** begin **
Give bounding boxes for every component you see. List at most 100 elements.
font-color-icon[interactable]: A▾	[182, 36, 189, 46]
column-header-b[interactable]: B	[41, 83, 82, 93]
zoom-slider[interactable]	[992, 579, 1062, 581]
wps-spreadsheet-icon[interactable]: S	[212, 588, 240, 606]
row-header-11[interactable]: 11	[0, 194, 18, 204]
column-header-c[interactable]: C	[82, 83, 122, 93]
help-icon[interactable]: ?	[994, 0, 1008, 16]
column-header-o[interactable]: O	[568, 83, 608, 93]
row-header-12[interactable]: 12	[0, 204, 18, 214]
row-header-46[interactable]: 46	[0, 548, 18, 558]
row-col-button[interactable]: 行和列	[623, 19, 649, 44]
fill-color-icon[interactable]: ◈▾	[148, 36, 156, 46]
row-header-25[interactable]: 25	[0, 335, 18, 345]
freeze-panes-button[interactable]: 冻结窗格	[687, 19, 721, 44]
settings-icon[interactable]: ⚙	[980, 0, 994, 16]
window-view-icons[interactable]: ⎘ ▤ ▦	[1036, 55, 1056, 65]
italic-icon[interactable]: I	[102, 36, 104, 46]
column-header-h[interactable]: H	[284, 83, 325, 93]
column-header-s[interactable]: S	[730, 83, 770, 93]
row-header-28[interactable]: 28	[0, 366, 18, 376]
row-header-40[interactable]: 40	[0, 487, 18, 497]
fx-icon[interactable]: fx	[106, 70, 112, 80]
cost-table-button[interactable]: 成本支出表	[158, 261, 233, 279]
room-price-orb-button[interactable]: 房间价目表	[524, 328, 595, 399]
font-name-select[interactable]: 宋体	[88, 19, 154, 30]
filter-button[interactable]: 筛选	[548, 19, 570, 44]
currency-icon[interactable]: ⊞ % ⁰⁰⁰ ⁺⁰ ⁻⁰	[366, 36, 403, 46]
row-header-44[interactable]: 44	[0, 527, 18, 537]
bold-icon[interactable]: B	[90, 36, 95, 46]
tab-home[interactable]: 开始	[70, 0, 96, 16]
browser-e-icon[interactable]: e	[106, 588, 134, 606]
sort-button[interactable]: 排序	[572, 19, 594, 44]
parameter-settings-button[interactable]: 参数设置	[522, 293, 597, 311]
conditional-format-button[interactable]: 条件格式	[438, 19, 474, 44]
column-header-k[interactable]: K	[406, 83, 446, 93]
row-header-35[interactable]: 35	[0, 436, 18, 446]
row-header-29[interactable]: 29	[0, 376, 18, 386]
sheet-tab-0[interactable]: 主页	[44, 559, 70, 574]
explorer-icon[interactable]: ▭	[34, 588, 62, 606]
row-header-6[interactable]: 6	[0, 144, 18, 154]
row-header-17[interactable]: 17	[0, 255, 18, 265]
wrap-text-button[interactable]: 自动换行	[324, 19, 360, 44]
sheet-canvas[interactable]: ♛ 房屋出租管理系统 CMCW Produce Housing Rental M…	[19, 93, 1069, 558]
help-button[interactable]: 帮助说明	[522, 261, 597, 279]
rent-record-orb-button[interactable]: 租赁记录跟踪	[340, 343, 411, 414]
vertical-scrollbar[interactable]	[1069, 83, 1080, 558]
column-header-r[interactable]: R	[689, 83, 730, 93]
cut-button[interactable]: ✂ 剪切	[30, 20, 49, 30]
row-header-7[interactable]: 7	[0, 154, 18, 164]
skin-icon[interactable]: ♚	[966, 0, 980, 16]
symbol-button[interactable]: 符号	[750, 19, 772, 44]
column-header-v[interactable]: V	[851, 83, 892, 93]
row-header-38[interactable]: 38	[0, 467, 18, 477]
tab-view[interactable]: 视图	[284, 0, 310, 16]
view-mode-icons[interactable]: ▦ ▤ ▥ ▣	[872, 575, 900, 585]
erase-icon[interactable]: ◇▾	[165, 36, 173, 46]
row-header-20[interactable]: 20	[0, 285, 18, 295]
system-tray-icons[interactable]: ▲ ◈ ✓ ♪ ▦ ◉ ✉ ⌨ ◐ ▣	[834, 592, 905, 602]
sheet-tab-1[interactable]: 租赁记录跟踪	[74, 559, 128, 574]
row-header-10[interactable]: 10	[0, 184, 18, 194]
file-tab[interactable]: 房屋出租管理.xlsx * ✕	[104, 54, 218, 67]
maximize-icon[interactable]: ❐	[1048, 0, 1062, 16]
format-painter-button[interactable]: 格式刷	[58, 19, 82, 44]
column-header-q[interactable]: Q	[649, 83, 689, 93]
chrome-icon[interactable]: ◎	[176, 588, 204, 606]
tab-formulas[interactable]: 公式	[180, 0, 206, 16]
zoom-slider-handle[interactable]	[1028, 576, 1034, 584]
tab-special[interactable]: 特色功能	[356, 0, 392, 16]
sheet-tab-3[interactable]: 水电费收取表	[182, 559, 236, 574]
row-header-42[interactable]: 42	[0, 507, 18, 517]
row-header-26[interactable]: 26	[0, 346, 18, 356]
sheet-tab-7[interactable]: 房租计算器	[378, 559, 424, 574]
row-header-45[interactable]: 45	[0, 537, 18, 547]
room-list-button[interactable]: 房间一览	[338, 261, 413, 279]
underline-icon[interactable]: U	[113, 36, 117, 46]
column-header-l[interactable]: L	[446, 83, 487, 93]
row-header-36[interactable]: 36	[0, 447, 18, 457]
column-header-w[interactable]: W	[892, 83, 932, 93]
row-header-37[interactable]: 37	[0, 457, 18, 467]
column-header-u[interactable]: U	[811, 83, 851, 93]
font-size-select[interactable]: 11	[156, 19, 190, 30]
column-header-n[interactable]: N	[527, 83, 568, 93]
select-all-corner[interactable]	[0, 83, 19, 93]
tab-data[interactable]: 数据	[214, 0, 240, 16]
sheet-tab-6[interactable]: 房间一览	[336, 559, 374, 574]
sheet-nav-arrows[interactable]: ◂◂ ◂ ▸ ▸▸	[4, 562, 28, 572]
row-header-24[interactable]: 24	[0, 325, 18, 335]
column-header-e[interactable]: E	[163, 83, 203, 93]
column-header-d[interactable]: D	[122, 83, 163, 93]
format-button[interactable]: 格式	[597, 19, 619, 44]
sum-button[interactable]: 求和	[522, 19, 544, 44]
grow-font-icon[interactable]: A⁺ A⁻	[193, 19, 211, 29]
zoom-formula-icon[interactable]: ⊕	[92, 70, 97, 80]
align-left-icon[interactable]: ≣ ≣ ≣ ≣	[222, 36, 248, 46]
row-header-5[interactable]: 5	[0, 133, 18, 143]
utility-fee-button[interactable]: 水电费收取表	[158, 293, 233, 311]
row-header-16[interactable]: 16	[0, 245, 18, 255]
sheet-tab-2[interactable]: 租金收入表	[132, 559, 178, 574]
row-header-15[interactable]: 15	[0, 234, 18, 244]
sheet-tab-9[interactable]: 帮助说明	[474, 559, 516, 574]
** end **
Copy out every line of the records above without any changes.

* _Response to this exercise_
Give bounding boxes for every component you see. List at most 100 elements.
font-color-icon[interactable]: A▾	[182, 36, 189, 46]
column-header-b[interactable]: B	[41, 83, 82, 93]
zoom-slider[interactable]	[992, 579, 1062, 581]
wps-spreadsheet-icon[interactable]: S	[212, 588, 240, 606]
row-header-11[interactable]: 11	[0, 194, 18, 204]
column-header-c[interactable]: C	[82, 83, 122, 93]
help-icon[interactable]: ?	[994, 0, 1008, 16]
column-header-o[interactable]: O	[568, 83, 608, 93]
row-header-12[interactable]: 12	[0, 204, 18, 214]
row-header-46[interactable]: 46	[0, 548, 18, 558]
row-col-button[interactable]: 行和列	[623, 19, 649, 44]
fill-color-icon[interactable]: ◈▾	[148, 36, 156, 46]
row-header-25[interactable]: 25	[0, 335, 18, 345]
freeze-panes-button[interactable]: 冻结窗格	[687, 19, 721, 44]
settings-icon[interactable]: ⚙	[980, 0, 994, 16]
window-view-icons[interactable]: ⎘ ▤ ▦	[1036, 55, 1056, 65]
italic-icon[interactable]: I	[102, 36, 104, 46]
column-header-h[interactable]: H	[284, 83, 325, 93]
column-header-s[interactable]: S	[730, 83, 770, 93]
row-header-28[interactable]: 28	[0, 366, 18, 376]
row-header-40[interactable]: 40	[0, 487, 18, 497]
fx-icon[interactable]: fx	[106, 70, 112, 80]
cost-table-button[interactable]: 成本支出表	[158, 261, 233, 279]
room-price-orb-button[interactable]: 房间价目表	[524, 328, 595, 399]
font-name-select[interactable]: 宋体	[88, 19, 154, 30]
filter-button[interactable]: 筛选	[548, 19, 570, 44]
currency-icon[interactable]: ⊞ % ⁰⁰⁰ ⁺⁰ ⁻⁰	[366, 36, 403, 46]
row-header-44[interactable]: 44	[0, 527, 18, 537]
bold-icon[interactable]: B	[90, 36, 95, 46]
tab-home[interactable]: 开始	[70, 0, 96, 16]
browser-e-icon[interactable]: e	[106, 588, 134, 606]
sort-button[interactable]: 排序	[572, 19, 594, 44]
parameter-settings-button[interactable]: 参数设置	[522, 293, 597, 311]
conditional-format-button[interactable]: 条件格式	[438, 19, 474, 44]
column-header-k[interactable]: K	[406, 83, 446, 93]
row-header-35[interactable]: 35	[0, 436, 18, 446]
row-header-29[interactable]: 29	[0, 376, 18, 386]
sheet-tab-0[interactable]: 主页	[44, 559, 70, 574]
explorer-icon[interactable]: ▭	[34, 588, 62, 606]
row-header-6[interactable]: 6	[0, 144, 18, 154]
row-header-17[interactable]: 17	[0, 255, 18, 265]
wrap-text-button[interactable]: 自动换行	[324, 19, 360, 44]
sheet-canvas[interactable]: ♛ 房屋出租管理系统 CMCW Produce Housing Rental M…	[19, 93, 1069, 558]
help-button[interactable]: 帮助说明	[522, 261, 597, 279]
rent-record-orb-button[interactable]: 租赁记录跟踪	[340, 343, 411, 414]
vertical-scrollbar[interactable]	[1069, 83, 1080, 558]
column-header-r[interactable]: R	[689, 83, 730, 93]
cut-button[interactable]: ✂ 剪切	[30, 20, 49, 30]
row-header-7[interactable]: 7	[0, 154, 18, 164]
skin-icon[interactable]: ♚	[966, 0, 980, 16]
symbol-button[interactable]: 符号	[750, 19, 772, 44]
column-header-v[interactable]: V	[851, 83, 892, 93]
row-header-38[interactable]: 38	[0, 467, 18, 477]
tab-view[interactable]: 视图	[284, 0, 310, 16]
view-mode-icons[interactable]: ▦ ▤ ▥ ▣	[872, 575, 900, 585]
erase-icon[interactable]: ◇▾	[165, 36, 173, 46]
row-header-20[interactable]: 20	[0, 285, 18, 295]
system-tray-icons[interactable]: ▲ ◈ ✓ ♪ ▦ ◉ ✉ ⌨ ◐ ▣	[834, 592, 905, 602]
sheet-tab-1[interactable]: 租赁记录跟踪	[74, 559, 128, 574]
row-header-10[interactable]: 10	[0, 184, 18, 194]
file-tab[interactable]: 房屋出租管理.xlsx * ✕	[104, 54, 218, 67]
maximize-icon[interactable]: ❐	[1048, 0, 1062, 16]
format-painter-button[interactable]: 格式刷	[58, 19, 82, 44]
column-header-q[interactable]: Q	[649, 83, 689, 93]
chrome-icon[interactable]: ◎	[176, 588, 204, 606]
tab-formulas[interactable]: 公式	[180, 0, 206, 16]
zoom-slider-handle[interactable]	[1028, 576, 1034, 584]
tab-special[interactable]: 特色功能	[356, 0, 392, 16]
sheet-tab-3[interactable]: 水电费收取表	[182, 559, 236, 574]
row-header-42[interactable]: 42	[0, 507, 18, 517]
row-header-26[interactable]: 26	[0, 346, 18, 356]
sheet-tab-7[interactable]: 房租计算器	[378, 559, 424, 574]
row-header-45[interactable]: 45	[0, 537, 18, 547]
room-list-button[interactable]: 房间一览	[338, 261, 413, 279]
underline-icon[interactable]: U	[113, 36, 117, 46]
column-header-l[interactable]: L	[446, 83, 487, 93]
row-header-36[interactable]: 36	[0, 447, 18, 457]
column-header-w[interactable]: W	[892, 83, 932, 93]
row-header-37[interactable]: 37	[0, 457, 18, 467]
column-header-u[interactable]: U	[811, 83, 851, 93]
font-size-select[interactable]: 11	[156, 19, 190, 30]
column-header-n[interactable]: N	[527, 83, 568, 93]
select-all-corner[interactable]	[0, 83, 19, 93]
tab-data[interactable]: 数据	[214, 0, 240, 16]
sheet-tab-6[interactable]: 房间一览	[336, 559, 374, 574]
sheet-nav-arrows[interactable]: ◂◂ ◂ ▸ ▸▸	[4, 562, 28, 572]
row-header-24[interactable]: 24	[0, 325, 18, 335]
column-header-e[interactable]: E	[163, 83, 203, 93]
column-header-d[interactable]: D	[122, 83, 163, 93]
format-button[interactable]: 格式	[597, 19, 619, 44]
sum-button[interactable]: 求和	[522, 19, 544, 44]
grow-font-icon[interactable]: A⁺ A⁻	[193, 19, 211, 29]
zoom-formula-icon[interactable]: ⊕	[92, 70, 97, 80]
align-left-icon[interactable]: ≣ ≣ ≣ ≣	[222, 36, 248, 46]
row-header-5[interactable]: 5	[0, 133, 18, 143]
utility-fee-button[interactable]: 水电费收取表	[158, 293, 233, 311]
row-header-16[interactable]: 16	[0, 245, 18, 255]
sheet-tab-2[interactable]: 租金收入表	[132, 559, 178, 574]
row-header-15[interactable]: 15	[0, 234, 18, 244]
sheet-tab-9[interactable]: 帮助说明	[474, 559, 516, 574]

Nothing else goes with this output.